§ TASK GOAL: Could you copy every line from the material below in which "nhận" appears?

>>>>>

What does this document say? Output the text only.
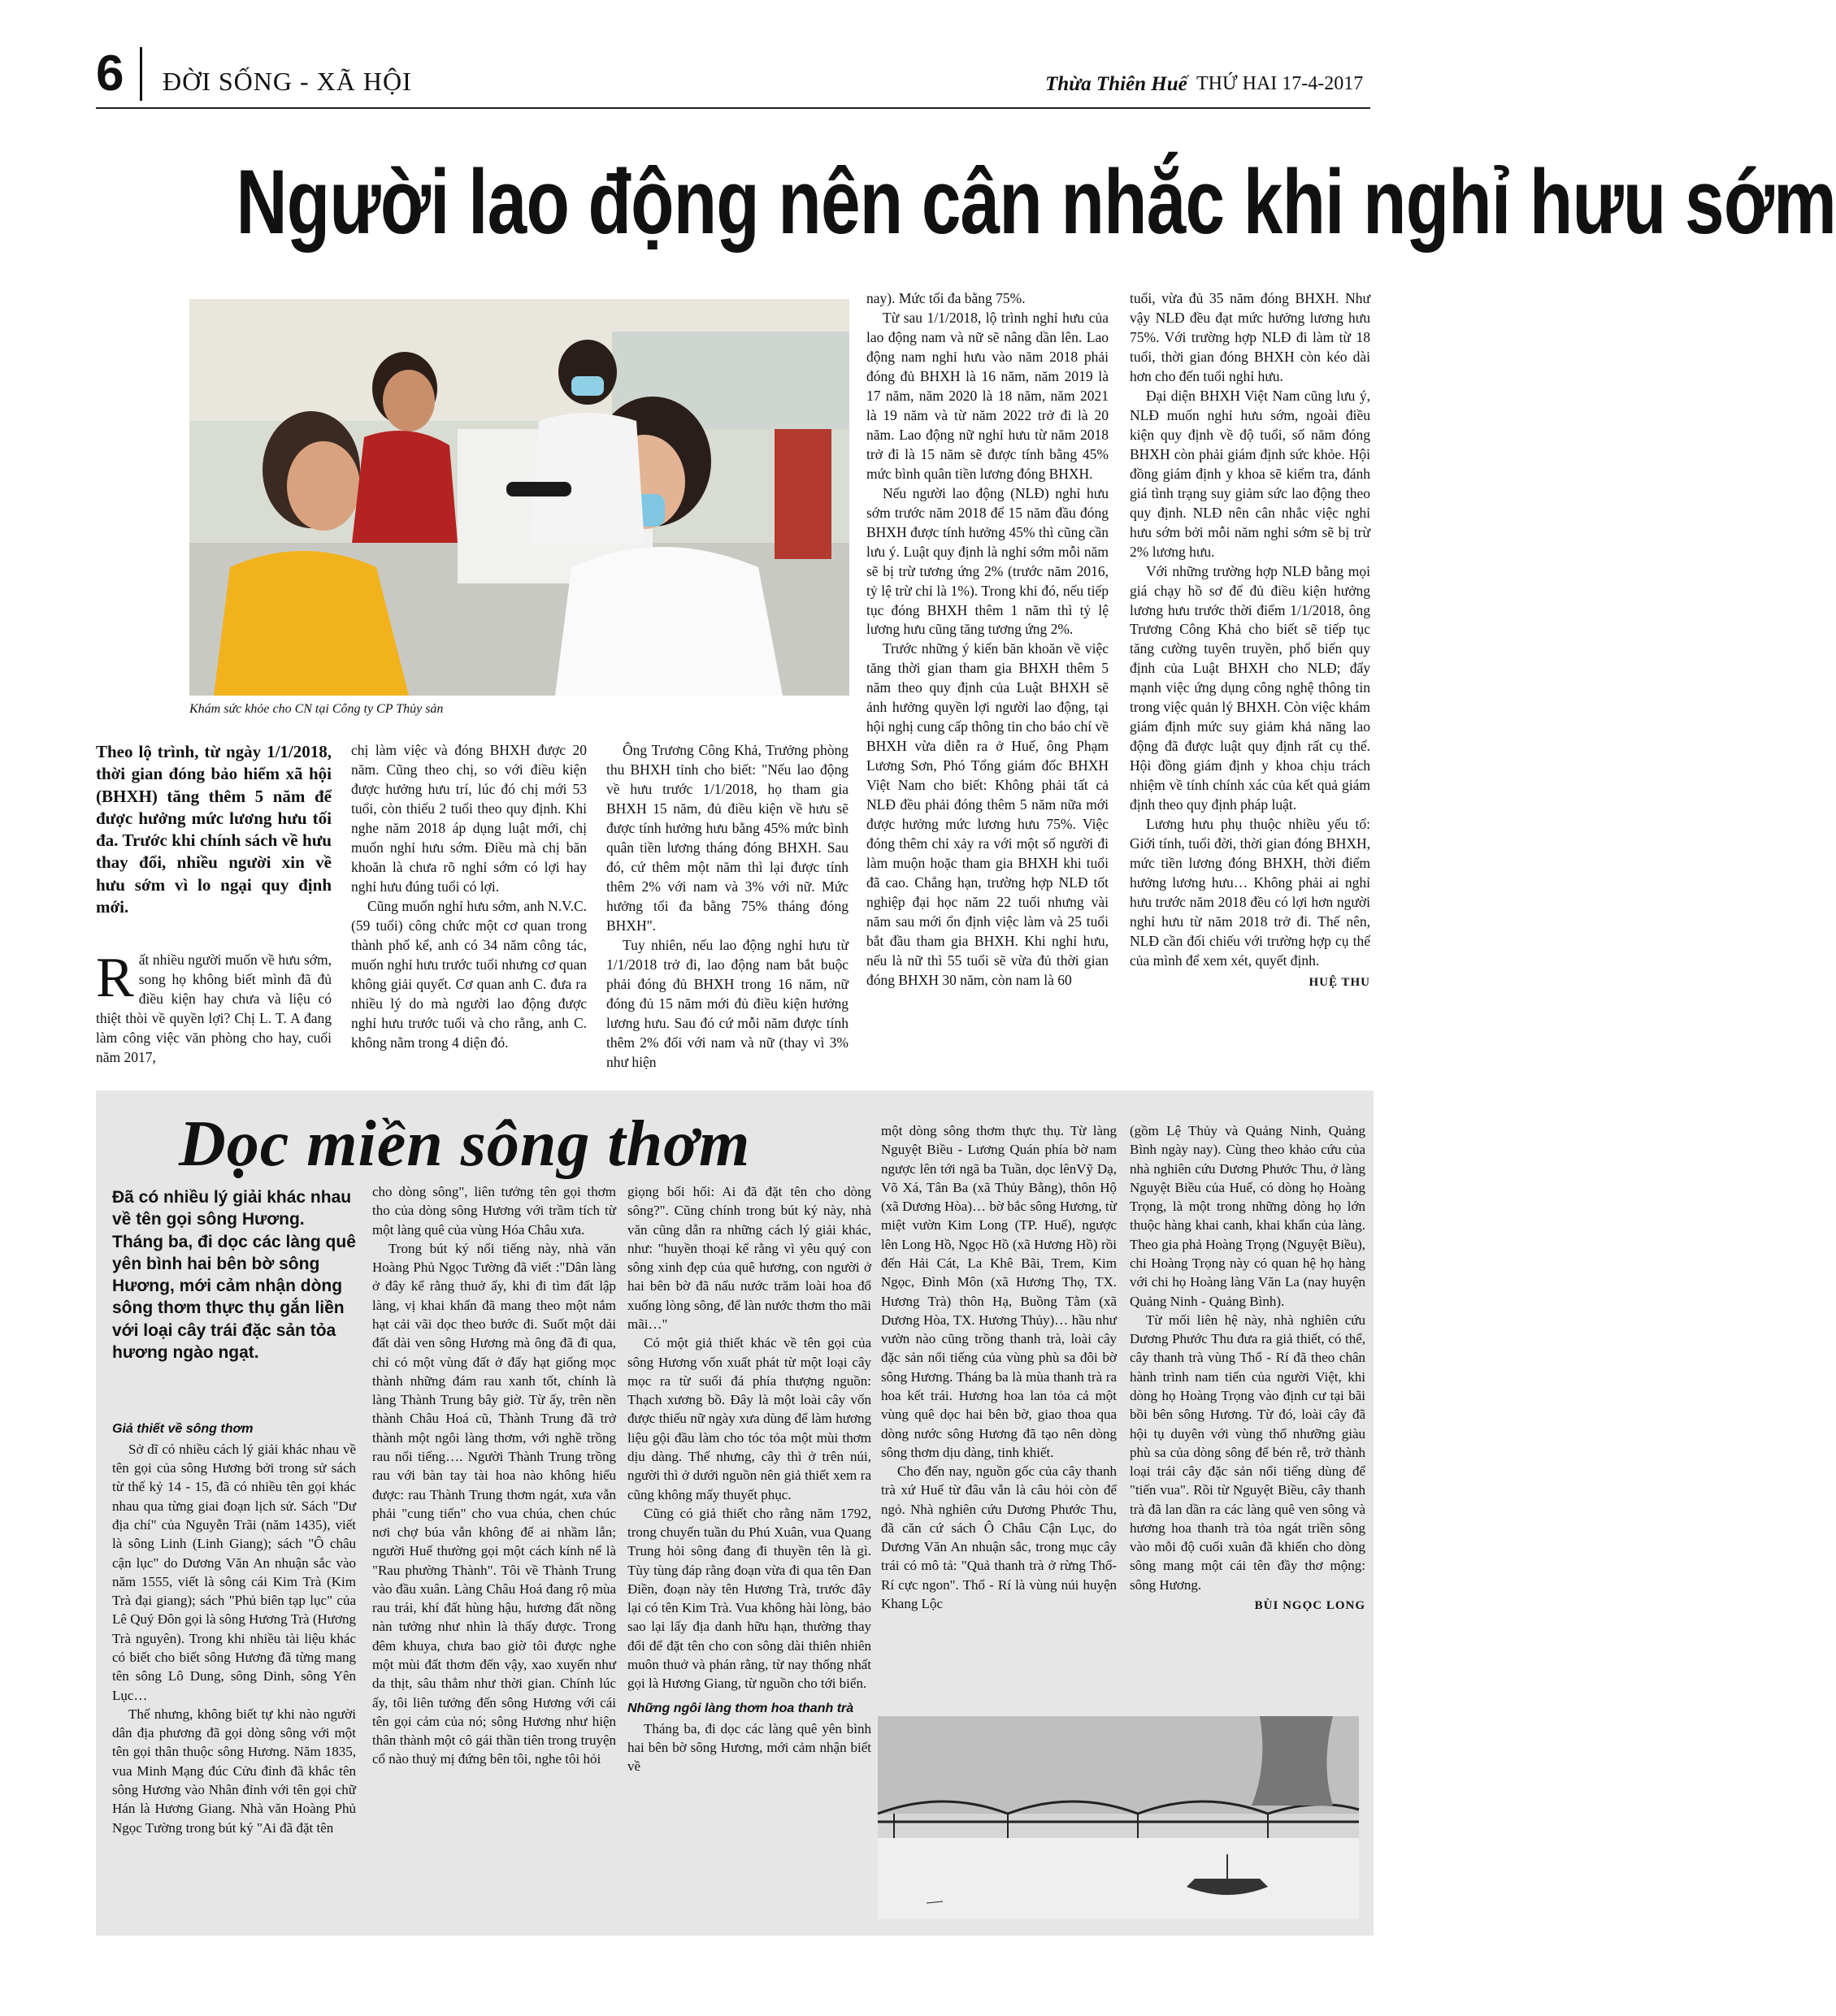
6 ĐỜI SỐNG - XÃ HỘI	Thừa Thiên Huế THỨ HAI 17-4-2017
Người lao động nên cân nhắc khi nghỉ hưu sớm
Khám sức khỏe cho CN tại Công ty CP Thủy sản
Theo lộ trình, từ ngày 1/1/2018, thời gian đóng bảo hiểm xã hội (BHXH) tăng thêm 5 năm để được hưởng mức lương hưu tối đa. Trước khi chính sách về hưu thay đổi, nhiều người xin về hưu sớm vì lo ngại quy định mới.

Rất nhiều người muốn về hưu sớm, song họ không biết mình đã đủ điều kiện hay chưa và liệu có thiệt thòi về quyền lợi? Chị L. T. A đang làm công việc văn phòng cho hay, cuối năm 2017,

chị làm việc và đóng BHXH được 20 năm. Cũng theo chị, so với điều kiện được hưởng hưu trí, lúc đó chị mới 53 tuổi, còn thiếu 2 tuổi theo quy định. Khi nghe năm 2018 áp dụng luật mới, chị muốn nghỉ hưu sớm. Điều mà chị băn khoăn là chưa rõ nghỉ sớm có lợi hay nghỉ hưu đúng tuổi có lợi.

Cũng muốn nghỉ hưu sớm, anh N.V.C. (59 tuổi) công chức một cơ quan trong thành phố kể, anh có 34 năm công tác, muốn nghỉ hưu trước tuổi nhưng cơ quan không giải quyết. Cơ quan anh C. đưa ra nhiều lý do mà người lao động được nghỉ hưu trước tuổi và cho rằng, anh C. không nằm trong 4 diện đó.

Ông Trương Công Khả, Trưởng phòng thu BHXH tỉnh cho biết: "Nếu lao động về hưu trước 1/1/2018, họ tham gia BHXH 15 năm, đủ điều kiện về hưu sẽ được tính hưởng hưu bằng 45% mức bình quân tiền lương tháng đóng BHXH. Sau đó, cứ thêm một năm thì lại được tính thêm 2% với nam và 3% với nữ. Mức hưởng tối đa bằng 75% tháng đóng BHXH".

Tuy nhiên, nếu lao động nghỉ hưu từ 1/1/2018 trở đi, lao động nam bắt buộc phải đóng đủ BHXH trong 16 năm, nữ đóng đủ 15 năm mới đủ điều kiện hưởng lương hưu. Sau đó cứ mỗi năm được tính thêm 2% đối với nam và nữ (thay vì 3% như hiện

nay). Mức tối đa bằng 75%.

Từ sau 1/1/2018, lộ trình nghỉ hưu của lao động nam và nữ sẽ nâng dần lên. Lao động nam nghỉ hưu vào năm 2018 phải đóng đủ BHXH là 16 năm, năm 2019 là 17 năm, năm 2020 là 18 năm, năm 2021 là 19 năm và từ năm 2022 trở đi là 20 năm. Lao động nữ nghỉ hưu từ năm 2018 trở đi là 15 năm sẽ được tính bằng 45% mức bình quân tiền lương đóng BHXH.

Nếu người lao động (NLĐ) nghỉ hưu sớm trước năm 2018 để 15 năm đầu đóng BHXH được tính hưởng 45% thì cũng cần lưu ý. Luật quy định là nghỉ sớm mỗi năm sẽ bị trừ tương ứng 2% (trước năm 2016, tỷ lệ trừ chỉ là 1%). Trong khi đó, nếu tiếp tục đóng BHXH thêm 1 năm thì tỷ lệ lương hưu cũng tăng tương ứng 2%.

Trước những ý kiến băn khoăn về việc tăng thời gian tham gia BHXH thêm 5 năm theo quy định của Luật BHXH sẽ ảnh hưởng quyền lợi người lao động, tại hội nghị cung cấp thông tin cho báo chí về BHXH vừa diễn ra ở Huế, ông Phạm Lương Sơn, Phó Tổng giám đốc BHXH Việt Nam cho biết: Không phải tất cả NLĐ đều phải đóng thêm 5 năm nữa mới được hưởng mức lương hưu 75%. Việc đóng thêm chỉ xảy ra với một số người đi làm muộn hoặc tham gia BHXH khi tuổi đã cao. Chẳng hạn, trường hợp NLĐ tốt nghiệp đại học năm 22 tuổi nhưng vài năm sau mới ổn định việc làm và 25 tuổi bắt đầu tham gia BHXH. Khi nghỉ hưu, nếu là nữ thì 55 tuổi sẽ vừa đủ thời gian đóng BHXH 30 năm, còn nam là 60

tuổi, vừa đủ 35 năm đóng BHXH. Như vậy NLĐ đều đạt mức hưởng lương hưu 75%. Với trường hợp NLĐ đi làm từ 18 tuổi, thời gian đóng BHXH còn kéo dài hơn cho đến tuổi nghỉ hưu.

Đại diện BHXH Việt Nam cũng lưu ý, NLĐ muốn nghỉ hưu sớm, ngoài điều kiện quy định về độ tuổi, số năm đóng BHXH còn phải giám định sức khỏe. Hội đồng giám định y khoa sẽ kiểm tra, đánh giá tình trạng suy giảm sức lao động theo quy định. NLĐ nên cân nhắc việc nghỉ hưu sớm bởi mỗi năm nghỉ sớm sẽ bị trừ 2% lương hưu.

Với những trường hợp NLĐ bằng mọi giá chạy hồ sơ để đủ điều kiện hưởng lương hưu trước thời điểm 1/1/2018, ông Trương Công Khả cho biết sẽ tiếp tục tăng cường tuyên truyền, phổ biến quy định của Luật BHXH cho NLĐ; đẩy mạnh việc ứng dụng công nghệ thông tin trong việc quản lý BHXH. Còn việc khám giám định mức suy giảm khả năng lao động đã được luật quy định rất cụ thể. Hội đồng giám định y khoa chịu trách nhiệm về tính chính xác của kết quả giám định theo quy định pháp luật.

Lương hưu phụ thuộc nhiều yếu tố: Giới tính, tuổi đời, thời gian đóng BHXH, mức tiền lương đóng BHXH, thời điểm hưởng lương hưu… Không phải ai nghỉ hưu trước năm 2018 đều có lợi hơn người nghỉ hưu từ năm 2018 trở đi. Thế nên, NLĐ cần đối chiếu với trường hợp cụ thể của mình để xem xét, quyết định.

HUỆ THU
Dọc miền sông thơm
Đã có nhiều lý giải khác nhau về tên gọi sông Hương. Tháng ba, đi dọc các làng quê yên bình hai bên bờ sông Hương, mới cảm nhận dòng sông thơm thực thụ gắn liền với loại cây trái đặc sản tỏa hương ngào ngạt.
Giả thiết về sông thơm

Sở dĩ có nhiều cách lý giải khác nhau về tên gọi của sông Hương bởi trong sử sách từ thế kỷ 14 - 15, đã có nhiều tên gọi khác nhau qua từng giai đoạn lịch sử. Sách "Dư địa chí" của Nguyễn Trãi (năm 1435), viết là sông Linh (Linh Giang); sách "Ô châu cận lục" do Dương Văn An nhuận sắc vào năm 1555, viết là sông cái Kim Trà (Kim Trà đại giang); sách "Phủ biên tạp lục" của Lê Quý Đôn gọi là sông Hương Trà (Hương Trà nguyên). Trong khi nhiều tài liệu khác có biết cho biết sông Hương đã từng mang tên sông Lô Dung, sông Dinh, sông Yên Lục…

Thế nhưng, không biết tự khi nào người dân địa phương đã gọi dòng sông với một tên gọi thân thuộc sông Hương. Năm 1835, vua Minh Mạng đúc Cửu đỉnh đã khắc tên sông Hương vào Nhân đỉnh với tên gọi chữ Hán là Hương Giang. Nhà văn Hoàng Phủ Ngọc Tường trong bút ký "Ai đã đặt tên

cho dòng sông", liên tưởng tên gọi thơm tho của dòng sông Hương với trầm tích từ một làng quê của vùng Hóa Châu xưa.

Trong bút ký nổi tiếng này, nhà văn Hoàng Phủ Ngọc Tường đã viết :"Dân làng ở đây kể rằng thuở ấy, khi đi tìm đất lập làng, vị khai khẩn đã mang theo một nắm hạt cải vãi dọc theo bước đi. Suốt một dải đất dài ven sông Hương mà ông đã đi qua, chỉ có một vùng đất ở đấy hạt giống mọc thành những đám rau xanh tốt, chính là làng Thành Trung bây giờ. Từ ấy, trên nền thành Châu Hoá cũ, Thành Trung đã trở thành một ngôi làng thơm, với nghề trồng rau nổi tiếng…. Người Thành Trung trồng rau với bàn tay tài hoa nào không hiểu được: rau Thành Trung thơm ngát, xưa vẫn phải "cung tiến" cho vua chúa, chen chúc nơi chợ búa vẫn không để ai nhầm lẫn; người Huế thường gọi một cách kính nể là "Rau phường Thành". Tôi về Thành Trung vào đầu xuân. Làng Châu Hoá đang rộ mùa rau trái, khí đất hùng hậu, hương đất nồng nàn tưởng như nhìn là thấy được. Trong đêm khuya, chưa bao giờ tôi được nghe một mùi đất thơm đến vậy, xao xuyến như da thịt, sâu thẳm như thời gian. Chính lúc ấy, tôi liên tưởng đến sông Hương với cái tên gọi cảm của nó; sông Hương như hiện thân thành một cô gái thần tiên trong truyện cổ nào thuỷ mị đứng bên tôi, nghe tôi hỏi

giọng bối hối: Ai đã đặt tên cho dòng sông?". Cũng chính trong bút ký này, nhà văn cũng dẫn ra những cách lý giải khác, như: "huyền thoại kể rằng vì yêu quý con sông xinh đẹp của quê hương, con người ở hai bên bờ đã nấu nước trăm loài hoa đổ xuống lòng sông, để làn nước thơm tho mãi mãi…"

Có một giả thiết khác về tên gọi của sông Hương vốn xuất phát từ một loại cây mọc ra từ suối đá phía thượng nguồn: Thạch xương bồ. Đây là một loài cây vốn được thiếu nữ ngày xưa dùng để làm hương liệu gội đầu làm cho tóc tỏa một mùi thơm dịu dàng. Thế nhưng, cây thì ở trên núi, người thì ở dưới nguồn nên giả thiết xem ra cũng không mấy thuyết phục.

Cũng có giả thiết cho rằng năm 1792, trong chuyến tuần du Phú Xuân, vua Quang Trung hỏi sông đang đi thuyền tên là gì. Tùy tùng đáp rằng đoạn vừa đi qua tên Đan Điền, đoạn này tên Hương Trà, trước đây lại có tên Kim Trà. Vua không hài lòng, bảo sao lại lấy địa danh hữu hạn, thường thay đổi để đặt tên cho con sông dài thiên nhiên muôn thuở và phán rằng, từ nay thống nhất gọi là Hương Giang, từ nguồn cho tới biển.

Những ngôi làng thơm hoa thanh trà

Tháng ba, đi dọc các làng quê yên bình hai bên bờ sông Hương, mới cảm nhận biết về

một dòng sông thơm thực thụ. Từ làng Nguyệt Biều - Lương Quán phía bờ nam ngược lên tới ngã ba Tuần, dọc lênVỹ Dạ, Võ Xá, Tân Ba (xã Thủy Bằng), thôn Hộ (xã Dương Hòa)… bờ bắc sông Hương, từ miệt vườn Kim Long (TP. Huế), ngược lên Long Hồ, Ngọc Hồ (xã Hương Hồ) rồi đến Hải Cát, La Khê Bãi, Trem, Kim Ngọc, Đình Môn (xã Hương Thọ, TX. Hương Trà) thôn Hạ, Buồng Tằm (xã Dương Hòa, TX. Hương Thủy)… hầu như vườn nào cũng trồng thanh trà, loài cây đặc sản nổi tiếng của vùng phù sa đôi bờ sông Hương. Tháng ba là mùa thanh trà ra hoa kết trái. Hương hoa lan tỏa cả một vùng quê dọc hai bên bờ, giao thoa qua dòng nước sông Hương đã tạo nên dòng sông thơm dịu dàng, tinh khiết.

Cho đến nay, nguồn gốc của cây thanh trà xứ Huế từ đâu vẫn là câu hỏi còn để ngỏ. Nhà nghiên cứu Dương Phước Thu, đã căn cứ sách Ô Châu Cận Lục, do Dương Văn An nhuận sắc, trong mục cây trái có mô tả: "Quả thanh trà ở rừng Thổ- Rí cực ngon". Thổ - Rí là vùng núi huyện Khang Lộc

(gồm Lệ Thủy và Quảng Ninh, Quảng Bình ngày nay). Cùng theo khảo cứu của nhà nghiên cứu Dương Phước Thu, ở làng Nguyệt Biều của Huế, có dòng họ Hoàng Trọng, là một trong những dòng họ lớn thuộc hàng khai canh, khai khẩn của làng. Theo gia phả Hoàng Trọng (Nguyệt Biều), chi Hoàng Trọng này có quan hệ họ hàng với chi họ Hoàng làng Văn La (nay huyện Quảng Ninh - Quảng Bình).

Từ mối liên hệ này, nhà nghiên cứu Dương Phước Thu đưa ra giả thiết, có thể, cây thanh trà vùng Thổ - Rí đã theo chân hành trình nam tiến của người Việt, khi dòng họ Hoàng Trọng vào định cư tại bãi bồi bên sông Hương. Từ đó, loài cây đã hội tụ duyên với vùng thổ nhưỡng giàu phù sa của dòng sông để bén rễ, trở thành loại trái cây đặc sản nổi tiếng dùng để "tiến vua". Rồi từ Nguyệt Biều, cây thanh trà đã lan dần ra các làng quê ven sông và hương hoa thanh trà tỏa ngát triền sông vào mỗi độ cuối xuân đã khiến cho dòng sông mang một cái tên đầy thơ mộng: sông Hương.

BÙI NGỌC LONG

<<<<<

§ WRITTEN RESPONSE:
Đã có nhiều lý giải khác nhau về tên gọi sông Hương. Tháng ba, đi dọc các làng quê yên bình hai bên bờ sông Hương, mới cảm nhận dòng sông thơm thực thụ gắn liền với loại cây trái đặc sản tỏa hương ngào ngạt.
Tháng ba, đi dọc các làng quê yên bình hai bên bờ sông Hương, mới cảm nhận biết về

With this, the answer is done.